_OBJECTIVE_: Could you print every record below exactly as it appears?

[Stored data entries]
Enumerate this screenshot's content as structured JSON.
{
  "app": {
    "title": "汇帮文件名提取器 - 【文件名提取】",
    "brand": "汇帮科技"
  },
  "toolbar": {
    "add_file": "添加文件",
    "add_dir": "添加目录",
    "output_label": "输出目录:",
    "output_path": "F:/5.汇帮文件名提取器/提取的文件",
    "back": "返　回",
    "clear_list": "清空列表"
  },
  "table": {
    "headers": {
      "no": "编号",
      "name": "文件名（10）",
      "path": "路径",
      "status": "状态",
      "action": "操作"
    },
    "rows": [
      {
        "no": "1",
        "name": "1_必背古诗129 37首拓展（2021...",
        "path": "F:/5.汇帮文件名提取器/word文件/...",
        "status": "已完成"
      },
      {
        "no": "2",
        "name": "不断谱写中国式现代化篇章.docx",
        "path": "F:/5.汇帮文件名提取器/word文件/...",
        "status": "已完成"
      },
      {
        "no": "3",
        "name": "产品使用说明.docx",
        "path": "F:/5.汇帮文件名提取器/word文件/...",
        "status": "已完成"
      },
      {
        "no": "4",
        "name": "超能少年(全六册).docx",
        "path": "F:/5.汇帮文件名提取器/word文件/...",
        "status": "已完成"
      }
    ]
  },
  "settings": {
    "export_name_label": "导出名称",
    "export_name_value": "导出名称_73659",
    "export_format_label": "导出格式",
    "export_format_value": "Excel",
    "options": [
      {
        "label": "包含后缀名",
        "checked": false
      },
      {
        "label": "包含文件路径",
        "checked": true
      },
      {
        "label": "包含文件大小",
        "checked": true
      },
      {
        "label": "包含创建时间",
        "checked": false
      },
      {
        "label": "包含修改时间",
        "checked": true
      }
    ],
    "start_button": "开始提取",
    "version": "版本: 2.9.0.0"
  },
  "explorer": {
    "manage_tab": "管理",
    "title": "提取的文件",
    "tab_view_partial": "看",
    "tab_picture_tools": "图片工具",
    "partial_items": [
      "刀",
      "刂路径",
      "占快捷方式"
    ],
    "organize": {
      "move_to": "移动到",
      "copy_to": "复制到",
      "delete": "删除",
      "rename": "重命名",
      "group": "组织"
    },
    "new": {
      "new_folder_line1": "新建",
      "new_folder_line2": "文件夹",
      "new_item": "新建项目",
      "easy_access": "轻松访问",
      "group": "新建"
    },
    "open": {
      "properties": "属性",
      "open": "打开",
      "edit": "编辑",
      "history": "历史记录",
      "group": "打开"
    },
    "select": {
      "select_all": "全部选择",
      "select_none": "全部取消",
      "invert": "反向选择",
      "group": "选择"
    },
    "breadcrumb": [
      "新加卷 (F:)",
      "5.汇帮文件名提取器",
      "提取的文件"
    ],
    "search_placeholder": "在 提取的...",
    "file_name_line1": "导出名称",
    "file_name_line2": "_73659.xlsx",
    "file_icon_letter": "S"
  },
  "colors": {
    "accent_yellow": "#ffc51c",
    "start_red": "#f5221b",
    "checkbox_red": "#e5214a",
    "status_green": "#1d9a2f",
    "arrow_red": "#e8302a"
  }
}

_RESPONSE TO THIS TASK_:
Enumerate this screenshot's content as structured JSON.
{
  "app": {
    "title": "汇帮文件名提取器 - 【文件名提取】",
    "brand": "汇帮科技"
  },
  "toolbar": {
    "add_file": "添加文件",
    "add_dir": "添加目录",
    "output_label": "输出目录:",
    "output_path": "F:/5.汇帮文件名提取器/提取的文件",
    "back": "返　回",
    "clear_list": "清空列表"
  },
  "table": {
    "headers": {
      "no": "编号",
      "name": "文件名（10）",
      "path": "路径",
      "status": "状态",
      "action": "操作"
    },
    "rows": [
      {
        "no": "1",
        "name": "1_必背古诗129 37首拓展（2021...",
        "path": "F:/5.汇帮文件名提取器/word文件/...",
        "status": "已完成"
      },
      {
        "no": "2",
        "name": "不断谱写中国式现代化篇章.docx",
        "path": "F:/5.汇帮文件名提取器/word文件/...",
        "status": "已完成"
      },
      {
        "no": "3",
        "name": "产品使用说明.docx",
        "path": "F:/5.汇帮文件名提取器/word文件/...",
        "status": "已完成"
      },
      {
        "no": "4",
        "name": "超能少年(全六册).docx",
        "path": "F:/5.汇帮文件名提取器/word文件/...",
        "status": "已完成"
      }
    ]
  },
  "settings": {
    "export_name_label": "导出名称",
    "export_name_value": "导出名称_73659",
    "export_format_label": "导出格式",
    "export_format_value": "Excel",
    "options": [
      {
        "label": "包含后缀名",
        "checked": false
      },
      {
        "label": "包含文件路径",
        "checked": true
      },
      {
        "label": "包含文件大小",
        "checked": true
      },
      {
        "label": "包含创建时间",
        "checked": false
      },
      {
        "label": "包含修改时间",
        "checked": true
      }
    ],
    "start_button": "开始提取",
    "version": "版本: 2.9.0.0"
  },
  "explorer": {
    "manage_tab": "管理",
    "title": "提取的文件",
    "tab_view_partial": "看",
    "tab_picture_tools": "图片工具",
    "partial_items": [
      "刀",
      "刂路径",
      "占快捷方式"
    ],
    "organize": {
      "move_to": "移动到",
      "copy_to": "复制到",
      "delete": "删除",
      "rename": "重命名",
      "group": "组织"
    },
    "new": {
      "new_folder_line1": "新建",
      "new_folder_line2": "文件夹",
      "new_item": "新建项目",
      "easy_access": "轻松访问",
      "group": "新建"
    },
    "open": {
      "properties": "属性",
      "open": "打开",
      "edit": "编辑",
      "history": "历史记录",
      "group": "打开"
    },
    "select": {
      "select_all": "全部选择",
      "select_none": "全部取消",
      "invert": "反向选择",
      "group": "选择"
    },
    "breadcrumb": [
      "新加卷 (F:)",
      "5.汇帮文件名提取器",
      "提取的文件"
    ],
    "search_placeholder": "在 提取的...",
    "file_name_line1": "导出名称",
    "file_name_line2": "_73659.xlsx",
    "file_icon_letter": "S"
  },
  "colors": {
    "accent_yellow": "#ffc51c",
    "start_red": "#f5221b",
    "checkbox_red": "#e5214a",
    "status_green": "#1d9a2f",
    "arrow_red": "#e8302a"
  }
}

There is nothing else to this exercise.